** Extracted records **
========================

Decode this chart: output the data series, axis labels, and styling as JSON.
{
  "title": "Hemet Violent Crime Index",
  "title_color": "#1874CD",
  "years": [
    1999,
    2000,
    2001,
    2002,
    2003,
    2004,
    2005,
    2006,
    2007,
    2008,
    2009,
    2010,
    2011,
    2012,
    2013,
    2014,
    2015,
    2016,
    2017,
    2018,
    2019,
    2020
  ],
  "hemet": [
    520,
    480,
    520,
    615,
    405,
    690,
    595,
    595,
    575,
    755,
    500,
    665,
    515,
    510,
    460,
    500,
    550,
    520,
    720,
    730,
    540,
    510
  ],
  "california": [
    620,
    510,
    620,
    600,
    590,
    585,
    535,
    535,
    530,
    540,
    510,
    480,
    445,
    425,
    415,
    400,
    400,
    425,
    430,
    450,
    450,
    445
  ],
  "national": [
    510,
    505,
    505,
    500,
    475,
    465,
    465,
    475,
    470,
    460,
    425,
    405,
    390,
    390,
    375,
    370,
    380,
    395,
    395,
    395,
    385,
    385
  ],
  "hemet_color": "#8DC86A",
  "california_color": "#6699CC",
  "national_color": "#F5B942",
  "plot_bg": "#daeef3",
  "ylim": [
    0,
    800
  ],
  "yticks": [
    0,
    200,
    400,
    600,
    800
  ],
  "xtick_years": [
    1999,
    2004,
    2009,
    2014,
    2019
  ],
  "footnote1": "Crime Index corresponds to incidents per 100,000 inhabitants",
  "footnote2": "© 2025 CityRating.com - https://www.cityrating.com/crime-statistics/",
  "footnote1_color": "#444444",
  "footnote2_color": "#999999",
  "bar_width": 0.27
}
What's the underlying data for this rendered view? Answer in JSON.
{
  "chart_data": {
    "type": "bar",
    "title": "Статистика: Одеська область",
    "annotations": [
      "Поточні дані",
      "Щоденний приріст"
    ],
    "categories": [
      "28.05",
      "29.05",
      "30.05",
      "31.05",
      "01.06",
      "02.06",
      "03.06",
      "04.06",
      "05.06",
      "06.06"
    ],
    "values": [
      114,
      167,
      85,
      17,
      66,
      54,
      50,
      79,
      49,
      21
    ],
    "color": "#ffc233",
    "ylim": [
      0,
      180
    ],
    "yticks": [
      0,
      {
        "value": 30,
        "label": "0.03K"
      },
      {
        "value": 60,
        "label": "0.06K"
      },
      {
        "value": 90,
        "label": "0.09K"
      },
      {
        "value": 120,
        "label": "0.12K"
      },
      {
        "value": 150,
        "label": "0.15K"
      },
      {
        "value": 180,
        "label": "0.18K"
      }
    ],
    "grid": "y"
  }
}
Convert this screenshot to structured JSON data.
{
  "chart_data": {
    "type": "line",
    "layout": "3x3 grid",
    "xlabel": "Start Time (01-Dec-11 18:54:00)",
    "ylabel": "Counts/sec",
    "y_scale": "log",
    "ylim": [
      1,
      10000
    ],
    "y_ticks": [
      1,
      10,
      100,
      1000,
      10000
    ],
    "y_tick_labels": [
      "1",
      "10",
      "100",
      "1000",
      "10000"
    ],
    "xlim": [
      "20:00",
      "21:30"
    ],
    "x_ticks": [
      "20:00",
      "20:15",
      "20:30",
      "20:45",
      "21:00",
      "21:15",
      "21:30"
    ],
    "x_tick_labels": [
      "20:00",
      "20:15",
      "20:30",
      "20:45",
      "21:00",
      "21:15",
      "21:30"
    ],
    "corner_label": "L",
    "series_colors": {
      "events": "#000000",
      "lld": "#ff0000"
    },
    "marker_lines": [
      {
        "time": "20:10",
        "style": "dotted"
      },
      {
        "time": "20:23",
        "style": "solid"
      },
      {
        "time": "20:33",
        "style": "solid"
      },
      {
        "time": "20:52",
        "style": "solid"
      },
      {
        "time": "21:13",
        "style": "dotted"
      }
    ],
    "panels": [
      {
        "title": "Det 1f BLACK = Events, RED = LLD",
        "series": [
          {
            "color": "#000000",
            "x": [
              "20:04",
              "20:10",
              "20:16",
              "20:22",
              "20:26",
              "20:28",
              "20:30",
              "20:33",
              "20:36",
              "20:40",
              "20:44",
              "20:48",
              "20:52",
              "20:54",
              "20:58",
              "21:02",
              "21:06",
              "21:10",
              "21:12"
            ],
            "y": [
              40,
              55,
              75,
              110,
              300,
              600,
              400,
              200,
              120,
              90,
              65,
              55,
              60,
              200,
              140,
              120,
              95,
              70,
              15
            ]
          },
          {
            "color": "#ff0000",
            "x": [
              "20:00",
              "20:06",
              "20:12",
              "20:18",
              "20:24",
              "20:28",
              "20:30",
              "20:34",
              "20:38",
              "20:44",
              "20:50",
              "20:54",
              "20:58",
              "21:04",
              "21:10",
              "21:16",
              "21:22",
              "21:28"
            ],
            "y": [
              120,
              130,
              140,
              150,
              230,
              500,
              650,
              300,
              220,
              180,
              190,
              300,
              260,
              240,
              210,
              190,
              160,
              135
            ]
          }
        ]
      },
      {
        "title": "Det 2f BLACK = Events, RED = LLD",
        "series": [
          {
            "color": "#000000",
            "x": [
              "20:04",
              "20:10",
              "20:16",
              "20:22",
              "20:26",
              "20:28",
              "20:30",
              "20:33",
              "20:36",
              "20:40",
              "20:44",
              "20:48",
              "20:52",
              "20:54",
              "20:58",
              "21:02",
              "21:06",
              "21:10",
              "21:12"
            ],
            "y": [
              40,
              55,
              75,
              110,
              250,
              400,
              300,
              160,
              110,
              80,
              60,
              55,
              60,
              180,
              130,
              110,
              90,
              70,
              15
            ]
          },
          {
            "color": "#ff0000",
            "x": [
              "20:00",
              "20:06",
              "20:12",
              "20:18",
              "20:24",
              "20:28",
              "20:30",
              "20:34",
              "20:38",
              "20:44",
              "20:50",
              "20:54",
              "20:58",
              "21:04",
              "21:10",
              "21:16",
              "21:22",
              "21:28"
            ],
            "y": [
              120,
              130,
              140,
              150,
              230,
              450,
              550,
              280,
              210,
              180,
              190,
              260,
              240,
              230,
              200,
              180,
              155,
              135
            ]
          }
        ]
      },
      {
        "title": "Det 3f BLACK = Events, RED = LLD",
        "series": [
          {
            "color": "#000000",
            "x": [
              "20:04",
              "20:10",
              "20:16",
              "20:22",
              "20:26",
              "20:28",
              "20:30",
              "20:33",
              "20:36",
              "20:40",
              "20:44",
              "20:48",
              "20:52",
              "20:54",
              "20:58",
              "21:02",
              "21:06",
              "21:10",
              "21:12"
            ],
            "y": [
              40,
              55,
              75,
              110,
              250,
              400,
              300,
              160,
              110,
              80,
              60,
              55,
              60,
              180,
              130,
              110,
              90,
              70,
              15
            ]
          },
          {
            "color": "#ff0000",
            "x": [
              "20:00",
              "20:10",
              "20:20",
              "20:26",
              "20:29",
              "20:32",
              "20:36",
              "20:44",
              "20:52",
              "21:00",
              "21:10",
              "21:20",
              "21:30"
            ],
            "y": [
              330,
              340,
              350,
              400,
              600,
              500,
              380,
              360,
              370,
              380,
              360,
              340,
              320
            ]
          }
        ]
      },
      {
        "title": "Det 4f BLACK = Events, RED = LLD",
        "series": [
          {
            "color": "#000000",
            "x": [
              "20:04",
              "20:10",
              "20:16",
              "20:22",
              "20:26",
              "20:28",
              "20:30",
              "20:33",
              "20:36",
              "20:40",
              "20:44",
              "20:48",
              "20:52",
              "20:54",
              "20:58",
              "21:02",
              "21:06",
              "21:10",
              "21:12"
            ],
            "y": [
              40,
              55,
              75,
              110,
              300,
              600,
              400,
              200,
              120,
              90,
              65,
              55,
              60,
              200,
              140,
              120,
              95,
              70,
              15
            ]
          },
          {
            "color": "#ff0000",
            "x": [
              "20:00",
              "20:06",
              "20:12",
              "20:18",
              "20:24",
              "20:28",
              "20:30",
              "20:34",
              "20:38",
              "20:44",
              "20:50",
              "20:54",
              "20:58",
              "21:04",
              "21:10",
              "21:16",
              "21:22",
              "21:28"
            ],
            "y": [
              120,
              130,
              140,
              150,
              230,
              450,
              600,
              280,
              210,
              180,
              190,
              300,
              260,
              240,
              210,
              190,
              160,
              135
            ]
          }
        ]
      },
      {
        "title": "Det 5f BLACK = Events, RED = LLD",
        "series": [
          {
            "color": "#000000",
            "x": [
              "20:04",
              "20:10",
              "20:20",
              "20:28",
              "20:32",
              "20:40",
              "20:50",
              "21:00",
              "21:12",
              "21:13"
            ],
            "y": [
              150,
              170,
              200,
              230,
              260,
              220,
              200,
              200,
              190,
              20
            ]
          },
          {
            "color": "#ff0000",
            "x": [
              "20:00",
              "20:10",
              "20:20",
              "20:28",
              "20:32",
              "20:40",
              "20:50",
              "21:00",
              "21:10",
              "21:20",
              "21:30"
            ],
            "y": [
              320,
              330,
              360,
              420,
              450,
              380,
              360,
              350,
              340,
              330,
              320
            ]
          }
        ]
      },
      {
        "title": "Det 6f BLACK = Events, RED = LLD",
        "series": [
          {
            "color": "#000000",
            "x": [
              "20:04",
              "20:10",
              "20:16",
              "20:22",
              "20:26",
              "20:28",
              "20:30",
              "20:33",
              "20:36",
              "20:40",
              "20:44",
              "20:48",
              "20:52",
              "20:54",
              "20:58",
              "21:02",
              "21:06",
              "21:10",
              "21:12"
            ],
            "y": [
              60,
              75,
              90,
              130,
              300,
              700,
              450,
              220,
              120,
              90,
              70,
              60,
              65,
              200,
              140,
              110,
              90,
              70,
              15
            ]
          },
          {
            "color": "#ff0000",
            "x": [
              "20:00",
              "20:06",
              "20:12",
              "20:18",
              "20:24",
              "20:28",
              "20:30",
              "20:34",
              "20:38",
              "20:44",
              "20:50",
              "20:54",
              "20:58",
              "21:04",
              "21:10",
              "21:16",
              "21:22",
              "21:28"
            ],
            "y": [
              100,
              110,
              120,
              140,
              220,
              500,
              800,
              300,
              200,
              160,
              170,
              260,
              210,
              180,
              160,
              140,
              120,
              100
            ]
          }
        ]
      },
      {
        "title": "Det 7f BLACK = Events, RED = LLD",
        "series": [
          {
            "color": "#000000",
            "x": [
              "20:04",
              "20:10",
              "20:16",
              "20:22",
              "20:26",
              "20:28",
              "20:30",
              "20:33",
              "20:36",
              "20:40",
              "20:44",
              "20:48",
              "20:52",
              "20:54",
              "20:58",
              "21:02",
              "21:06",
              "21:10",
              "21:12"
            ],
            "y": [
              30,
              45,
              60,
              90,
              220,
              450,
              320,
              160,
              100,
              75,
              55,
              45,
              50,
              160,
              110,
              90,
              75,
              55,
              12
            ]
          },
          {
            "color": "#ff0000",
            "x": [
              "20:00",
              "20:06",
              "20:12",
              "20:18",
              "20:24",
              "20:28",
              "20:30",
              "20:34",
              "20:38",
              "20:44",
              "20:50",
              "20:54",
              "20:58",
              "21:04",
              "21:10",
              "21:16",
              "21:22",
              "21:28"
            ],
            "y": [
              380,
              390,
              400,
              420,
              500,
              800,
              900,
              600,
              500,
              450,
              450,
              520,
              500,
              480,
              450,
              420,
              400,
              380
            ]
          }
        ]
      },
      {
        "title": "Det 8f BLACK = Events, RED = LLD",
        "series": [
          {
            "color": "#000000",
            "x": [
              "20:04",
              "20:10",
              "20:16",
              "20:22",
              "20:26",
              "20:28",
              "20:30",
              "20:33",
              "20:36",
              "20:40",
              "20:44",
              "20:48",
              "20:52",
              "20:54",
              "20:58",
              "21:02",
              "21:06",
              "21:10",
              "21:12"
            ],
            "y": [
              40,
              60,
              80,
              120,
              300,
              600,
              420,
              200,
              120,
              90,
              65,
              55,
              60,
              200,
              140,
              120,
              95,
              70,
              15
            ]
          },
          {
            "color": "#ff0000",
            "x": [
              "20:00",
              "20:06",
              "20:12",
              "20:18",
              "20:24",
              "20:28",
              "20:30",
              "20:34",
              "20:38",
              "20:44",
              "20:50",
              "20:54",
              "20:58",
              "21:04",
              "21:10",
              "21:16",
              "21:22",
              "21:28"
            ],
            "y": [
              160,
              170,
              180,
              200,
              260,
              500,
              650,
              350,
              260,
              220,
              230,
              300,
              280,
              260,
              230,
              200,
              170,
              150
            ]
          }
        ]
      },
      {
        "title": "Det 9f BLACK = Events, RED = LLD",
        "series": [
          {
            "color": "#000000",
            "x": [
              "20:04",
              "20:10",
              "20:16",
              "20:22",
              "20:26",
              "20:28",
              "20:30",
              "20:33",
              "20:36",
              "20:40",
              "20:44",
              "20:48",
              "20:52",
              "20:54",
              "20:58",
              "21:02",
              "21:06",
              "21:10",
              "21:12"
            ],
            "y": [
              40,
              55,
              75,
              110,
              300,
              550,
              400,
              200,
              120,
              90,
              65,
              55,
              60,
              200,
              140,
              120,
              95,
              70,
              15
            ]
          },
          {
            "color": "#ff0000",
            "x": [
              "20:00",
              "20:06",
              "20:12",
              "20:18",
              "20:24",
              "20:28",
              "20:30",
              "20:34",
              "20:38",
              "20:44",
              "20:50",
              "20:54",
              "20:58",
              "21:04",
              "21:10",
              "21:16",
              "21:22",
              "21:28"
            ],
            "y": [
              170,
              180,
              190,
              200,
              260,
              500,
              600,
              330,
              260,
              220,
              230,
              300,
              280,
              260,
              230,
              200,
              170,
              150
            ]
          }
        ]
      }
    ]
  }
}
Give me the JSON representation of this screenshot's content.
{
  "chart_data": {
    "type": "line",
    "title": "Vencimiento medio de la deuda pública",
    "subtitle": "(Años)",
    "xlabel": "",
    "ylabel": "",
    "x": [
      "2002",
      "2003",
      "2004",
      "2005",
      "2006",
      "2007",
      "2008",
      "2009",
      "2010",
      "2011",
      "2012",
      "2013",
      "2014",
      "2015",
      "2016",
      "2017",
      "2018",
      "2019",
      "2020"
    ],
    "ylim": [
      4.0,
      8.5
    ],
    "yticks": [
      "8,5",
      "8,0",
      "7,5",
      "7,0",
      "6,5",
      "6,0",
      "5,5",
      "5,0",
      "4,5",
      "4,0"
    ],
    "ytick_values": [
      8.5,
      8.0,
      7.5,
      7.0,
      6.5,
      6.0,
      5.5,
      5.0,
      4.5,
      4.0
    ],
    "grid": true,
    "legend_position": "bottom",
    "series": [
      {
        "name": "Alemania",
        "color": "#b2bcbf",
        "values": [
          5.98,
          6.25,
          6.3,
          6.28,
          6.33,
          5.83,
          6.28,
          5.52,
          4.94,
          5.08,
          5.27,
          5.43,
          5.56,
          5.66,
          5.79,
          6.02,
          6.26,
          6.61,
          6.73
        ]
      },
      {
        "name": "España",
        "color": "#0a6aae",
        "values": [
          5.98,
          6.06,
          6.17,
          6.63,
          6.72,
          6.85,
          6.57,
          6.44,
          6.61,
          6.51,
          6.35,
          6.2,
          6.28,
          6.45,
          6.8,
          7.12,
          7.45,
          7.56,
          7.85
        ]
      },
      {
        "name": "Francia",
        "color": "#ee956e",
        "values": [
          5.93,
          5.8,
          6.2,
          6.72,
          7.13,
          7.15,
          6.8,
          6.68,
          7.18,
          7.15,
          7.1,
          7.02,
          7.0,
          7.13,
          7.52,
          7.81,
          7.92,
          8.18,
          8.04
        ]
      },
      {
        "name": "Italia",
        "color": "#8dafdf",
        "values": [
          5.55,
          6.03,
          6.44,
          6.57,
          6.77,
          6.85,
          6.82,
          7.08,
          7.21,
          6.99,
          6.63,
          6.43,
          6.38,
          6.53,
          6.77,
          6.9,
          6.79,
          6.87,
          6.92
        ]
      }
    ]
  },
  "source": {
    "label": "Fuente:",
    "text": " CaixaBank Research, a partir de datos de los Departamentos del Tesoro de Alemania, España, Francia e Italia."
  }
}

========================

** Task instructions **
Work through the records line by line and tally those with the word "JSON". Report only the total.

** In response **
4